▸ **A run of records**
————————

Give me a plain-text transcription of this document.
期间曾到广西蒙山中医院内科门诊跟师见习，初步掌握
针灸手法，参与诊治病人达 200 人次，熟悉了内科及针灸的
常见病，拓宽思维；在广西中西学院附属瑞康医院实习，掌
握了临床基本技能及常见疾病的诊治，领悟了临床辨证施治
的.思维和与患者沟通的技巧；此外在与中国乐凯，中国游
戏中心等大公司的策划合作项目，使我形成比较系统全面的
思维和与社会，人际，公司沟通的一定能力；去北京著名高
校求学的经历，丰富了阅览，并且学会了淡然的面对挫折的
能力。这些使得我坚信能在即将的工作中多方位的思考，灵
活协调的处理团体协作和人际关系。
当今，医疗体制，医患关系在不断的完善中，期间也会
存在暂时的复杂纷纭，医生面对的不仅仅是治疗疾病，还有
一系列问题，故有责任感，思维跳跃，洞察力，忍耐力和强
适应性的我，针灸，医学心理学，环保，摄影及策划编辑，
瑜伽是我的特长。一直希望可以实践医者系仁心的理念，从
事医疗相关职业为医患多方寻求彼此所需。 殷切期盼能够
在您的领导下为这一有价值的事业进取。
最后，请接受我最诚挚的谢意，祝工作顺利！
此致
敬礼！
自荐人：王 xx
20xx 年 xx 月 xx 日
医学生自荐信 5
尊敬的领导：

————————

▸ **WHAT YOU HAVE TO DO**
Every line above should be printed again exactly as it stands.

▸ **OUTPUT**
Give me a plain-text transcription of this document.
期间曾到广西蒙山中医院内科门诊跟师见习，初步掌握
针灸手法，参与诊治病人达 200 人次，熟悉了内科及针灸的
常见病，拓宽思维；在广西中西学院附属瑞康医院实习，掌
握了临床基本技能及常见疾病的诊治，领悟了临床辨证施治
的.思维和与患者沟通的技巧；此外在与中国乐凯，中国游
戏中心等大公司的策划合作项目，使我形成比较系统全面的
思维和与社会，人际，公司沟通的一定能力；去北京著名高
校求学的经历，丰富了阅览，并且学会了淡然的面对挫折的
能力。这些使得我坚信能在即将的工作中多方位的思考，灵
活协调的处理团体协作和人际关系。
当今，医疗体制，医患关系在不断的完善中，期间也会
存在暂时的复杂纷纭，医生面对的不仅仅是治疗疾病，还有
一系列问题，故有责任感，思维跳跃，洞察力，忍耐力和强
适应性的我，针灸，医学心理学，环保，摄影及策划编辑，
瑜伽是我的特长。一直希望可以实践医者系仁心的理念，从
事医疗相关职业为医患多方寻求彼此所需。 殷切期盼能够
在您的领导下为这一有价值的事业进取。
最后，请接受我最诚挚的谢意，祝工作顺利！
此致
敬礼！
自荐人：王 xx
20xx 年 xx 月 xx 日
医学生自荐信 5
尊敬的领导：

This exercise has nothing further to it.